Task brief: Output all lines exactly.

[Dataset items]
— BEGIN —

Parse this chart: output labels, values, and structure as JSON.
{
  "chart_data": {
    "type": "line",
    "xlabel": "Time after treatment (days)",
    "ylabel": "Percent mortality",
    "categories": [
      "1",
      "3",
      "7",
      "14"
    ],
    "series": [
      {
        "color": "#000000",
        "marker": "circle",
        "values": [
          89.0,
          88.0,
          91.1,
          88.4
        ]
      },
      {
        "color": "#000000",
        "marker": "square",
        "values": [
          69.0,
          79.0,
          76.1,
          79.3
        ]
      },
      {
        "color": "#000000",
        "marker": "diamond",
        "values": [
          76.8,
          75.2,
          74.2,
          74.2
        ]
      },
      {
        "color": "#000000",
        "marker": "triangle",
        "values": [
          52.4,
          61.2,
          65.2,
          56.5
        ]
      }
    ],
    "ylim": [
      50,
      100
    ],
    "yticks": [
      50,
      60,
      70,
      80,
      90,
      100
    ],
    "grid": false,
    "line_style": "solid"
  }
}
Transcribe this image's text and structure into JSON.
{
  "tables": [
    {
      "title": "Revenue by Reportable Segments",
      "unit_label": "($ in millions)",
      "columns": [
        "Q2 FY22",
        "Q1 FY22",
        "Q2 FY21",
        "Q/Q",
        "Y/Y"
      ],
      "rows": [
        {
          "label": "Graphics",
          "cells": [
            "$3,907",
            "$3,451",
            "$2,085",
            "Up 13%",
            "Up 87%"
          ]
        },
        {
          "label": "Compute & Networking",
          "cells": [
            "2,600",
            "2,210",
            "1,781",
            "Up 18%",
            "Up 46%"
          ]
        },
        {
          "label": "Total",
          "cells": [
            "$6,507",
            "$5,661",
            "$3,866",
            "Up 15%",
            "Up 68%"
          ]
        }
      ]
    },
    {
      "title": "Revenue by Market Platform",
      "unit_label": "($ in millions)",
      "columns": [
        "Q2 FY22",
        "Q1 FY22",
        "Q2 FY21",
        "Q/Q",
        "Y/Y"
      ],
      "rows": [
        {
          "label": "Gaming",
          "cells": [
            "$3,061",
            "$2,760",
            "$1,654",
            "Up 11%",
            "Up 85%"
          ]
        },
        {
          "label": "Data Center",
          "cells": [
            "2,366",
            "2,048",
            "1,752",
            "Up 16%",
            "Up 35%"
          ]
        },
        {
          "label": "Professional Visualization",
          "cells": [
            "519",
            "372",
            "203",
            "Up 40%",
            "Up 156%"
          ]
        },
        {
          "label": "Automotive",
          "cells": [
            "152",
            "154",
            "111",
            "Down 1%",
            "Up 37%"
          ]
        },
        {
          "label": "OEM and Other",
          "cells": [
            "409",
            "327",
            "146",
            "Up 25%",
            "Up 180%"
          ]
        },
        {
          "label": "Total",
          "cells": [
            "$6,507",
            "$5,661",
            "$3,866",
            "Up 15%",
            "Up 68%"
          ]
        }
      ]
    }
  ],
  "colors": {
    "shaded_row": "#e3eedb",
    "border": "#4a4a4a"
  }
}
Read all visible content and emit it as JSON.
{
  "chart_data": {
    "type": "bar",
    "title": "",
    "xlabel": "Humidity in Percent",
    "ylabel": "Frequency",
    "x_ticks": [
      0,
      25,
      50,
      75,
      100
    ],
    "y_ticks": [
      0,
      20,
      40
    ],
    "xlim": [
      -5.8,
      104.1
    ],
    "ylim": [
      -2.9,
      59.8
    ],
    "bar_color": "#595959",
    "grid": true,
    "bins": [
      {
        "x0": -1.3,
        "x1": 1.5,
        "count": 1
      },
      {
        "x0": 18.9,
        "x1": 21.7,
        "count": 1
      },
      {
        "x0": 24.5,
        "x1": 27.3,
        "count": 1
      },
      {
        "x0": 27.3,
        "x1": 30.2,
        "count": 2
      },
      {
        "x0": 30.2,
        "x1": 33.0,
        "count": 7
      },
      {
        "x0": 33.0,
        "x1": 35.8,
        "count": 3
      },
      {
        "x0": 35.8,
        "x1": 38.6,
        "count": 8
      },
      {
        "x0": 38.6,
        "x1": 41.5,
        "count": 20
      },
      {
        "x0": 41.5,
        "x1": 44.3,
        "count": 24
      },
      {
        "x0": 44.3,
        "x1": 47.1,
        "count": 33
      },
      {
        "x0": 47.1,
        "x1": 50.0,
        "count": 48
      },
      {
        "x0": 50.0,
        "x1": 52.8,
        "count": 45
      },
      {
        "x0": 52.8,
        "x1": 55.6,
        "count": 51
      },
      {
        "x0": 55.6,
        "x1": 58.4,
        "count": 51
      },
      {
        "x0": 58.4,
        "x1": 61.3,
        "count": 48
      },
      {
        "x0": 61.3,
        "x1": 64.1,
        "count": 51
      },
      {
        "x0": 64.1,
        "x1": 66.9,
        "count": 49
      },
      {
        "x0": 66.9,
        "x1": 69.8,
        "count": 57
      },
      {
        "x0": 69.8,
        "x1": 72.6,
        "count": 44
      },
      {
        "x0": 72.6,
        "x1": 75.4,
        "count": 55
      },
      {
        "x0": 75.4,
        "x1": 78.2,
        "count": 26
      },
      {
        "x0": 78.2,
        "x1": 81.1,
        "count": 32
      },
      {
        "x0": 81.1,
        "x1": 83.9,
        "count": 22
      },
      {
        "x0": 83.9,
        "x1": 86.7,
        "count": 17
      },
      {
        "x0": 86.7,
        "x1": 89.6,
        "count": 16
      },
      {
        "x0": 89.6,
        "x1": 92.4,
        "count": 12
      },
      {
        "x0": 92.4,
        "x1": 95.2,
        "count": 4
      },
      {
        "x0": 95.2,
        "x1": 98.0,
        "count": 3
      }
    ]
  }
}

— END —

Task result:
Parse this chart: output labels, values, and structure as JSON.
{
  "chart_data": {
    "type": "line",
    "xlabel": "Time after treatment (days)",
    "ylabel": "Percent mortality",
    "categories": [
      "1",
      "3",
      "7",
      "14"
    ],
    "series": [
      {
        "color": "#000000",
        "marker": "circle",
        "values": [
          89.0,
          88.0,
          91.1,
          88.4
        ]
      },
      {
        "color": "#000000",
        "marker": "square",
        "values": [
          69.0,
          79.0,
          76.1,
          79.3
        ]
      },
      {
        "color": "#000000",
        "marker": "diamond",
        "values": [
          76.8,
          75.2,
          74.2,
          74.2
        ]
      },
      {
        "color": "#000000",
        "marker": "triangle",
        "values": [
          52.4,
          61.2,
          65.2,
          56.5
        ]
      }
    ],
    "ylim": [
      50,
      100
    ],
    "yticks": [
      50,
      60,
      70,
      80,
      90,
      100
    ],
    "grid": false,
    "line_style": "solid"
  }
}
Transcribe this image's text and structure into JSON.
{
  "tables": [
    {
      "title": "Revenue by Reportable Segments",
      "unit_label": "($ in millions)",
      "columns": [
        "Q2 FY22",
        "Q1 FY22",
        "Q2 FY21",
        "Q/Q",
        "Y/Y"
      ],
      "rows": [
        {
          "label": "Graphics",
          "cells": [
            "$3,907",
            "$3,451",
            "$2,085",
            "Up 13%",
            "Up 87%"
          ]
        },
        {
          "label": "Compute & Networking",
          "cells": [
            "2,600",
            "2,210",
            "1,781",
            "Up 18%",
            "Up 46%"
          ]
        },
        {
          "label": "Total",
          "cells": [
            "$6,507",
            "$5,661",
            "$3,866",
            "Up 15%",
            "Up 68%"
          ]
        }
      ]
    },
    {
      "title": "Revenue by Market Platform",
      "unit_label": "($ in millions)",
      "columns": [
        "Q2 FY22",
        "Q1 FY22",
        "Q2 FY21",
        "Q/Q",
        "Y/Y"
      ],
      "rows": [
        {
          "label": "Gaming",
          "cells": [
            "$3,061",
            "$2,760",
            "$1,654",
            "Up 11%",
            "Up 85%"
          ]
        },
        {
          "label": "Data Center",
          "cells": [
            "2,366",
            "2,048",
            "1,752",
            "Up 16%",
            "Up 35%"
          ]
        },
        {
          "label": "Professional Visualization",
          "cells": [
            "519",
            "372",
            "203",
            "Up 40%",
            "Up 156%"
          ]
        },
        {
          "label": "Automotive",
          "cells": [
            "152",
            "154",
            "111",
            "Down 1%",
            "Up 37%"
          ]
        },
        {
          "label": "OEM and Other",
          "cells": [
            "409",
            "327",
            "146",
            "Up 25%",
            "Up 180%"
          ]
        },
        {
          "label": "Total",
          "cells": [
            "$6,507",
            "$5,661",
            "$3,866",
            "Up 15%",
            "Up 68%"
          ]
        }
      ]
    }
  ],
  "colors": {
    "shaded_row": "#e3eedb",
    "border": "#4a4a4a"
  }
}
Read all visible content and emit it as JSON.
{
  "chart_data": {
    "type": "bar",
    "title": "",
    "xlabel": "Humidity in Percent",
    "ylabel": "Frequency",
    "x_ticks": [
      0,
      25,
      50,
      75,
      100
    ],
    "y_ticks": [
      0,
      20,
      40
    ],
    "xlim": [
      -5.8,
      104.1
    ],
    "ylim": [
      -2.9,
      59.8
    ],
    "bar_color": "#595959",
    "grid": true,
    "bins": [
      {
        "x0": -1.3,
        "x1": 1.5,
        "count": 1
      },
      {
        "x0": 18.9,
        "x1": 21.7,
        "count": 1
      },
      {
        "x0": 24.5,
        "x1": 27.3,
        "count": 1
      },
      {
        "x0": 27.3,
        "x1": 30.2,
        "count": 2
      },
      {
        "x0": 30.2,
        "x1": 33.0,
        "count": 7
      },
      {
        "x0": 33.0,
        "x1": 35.8,
        "count": 3
      },
      {
        "x0": 35.8,
        "x1": 38.6,
        "count": 8
      },
      {
        "x0": 38.6,
        "x1": 41.5,
        "count": 20
      },
      {
        "x0": 41.5,
        "x1": 44.3,
        "count": 24
      },
      {
        "x0": 44.3,
        "x1": 47.1,
        "count": 33
      },
      {
        "x0": 47.1,
        "x1": 50.0,
        "count": 48
      },
      {
        "x0": 50.0,
        "x1": 52.8,
        "count": 45
      },
      {
        "x0": 52.8,
        "x1": 55.6,
        "count": 51
      },
      {
        "x0": 55.6,
        "x1": 58.4,
        "count": 51
      },
      {
        "x0": 58.4,
        "x1": 61.3,
        "count": 48
      },
      {
        "x0": 61.3,
        "x1": 64.1,
        "count": 51
      },
      {
        "x0": 64.1,
        "x1": 66.9,
        "count": 49
      },
      {
        "x0": 66.9,
        "x1": 69.8,
        "count": 57
      },
      {
        "x0": 69.8,
        "x1": 72.6,
        "count": 44
      },
      {
        "x0": 72.6,
        "x1": 75.4,
        "count": 55
      },
      {
        "x0": 75.4,
        "x1": 78.2,
        "count": 26
      },
      {
        "x0": 78.2,
        "x1": 81.1,
        "count": 32
      },
      {
        "x0": 81.1,
        "x1": 83.9,
        "count": 22
      },
      {
        "x0": 83.9,
        "x1": 86.7,
        "count": 17
      },
      {
        "x0": 86.7,
        "x1": 89.6,
        "count": 16
      },
      {
        "x0": 89.6,
        "x1": 92.4,
        "count": 12
      },
      {
        "x0": 92.4,
        "x1": 95.2,
        "count": 4
      },
      {
        "x0": 95.2,
        "x1": 98.0,
        "count": 3
      }
    ]
  }
}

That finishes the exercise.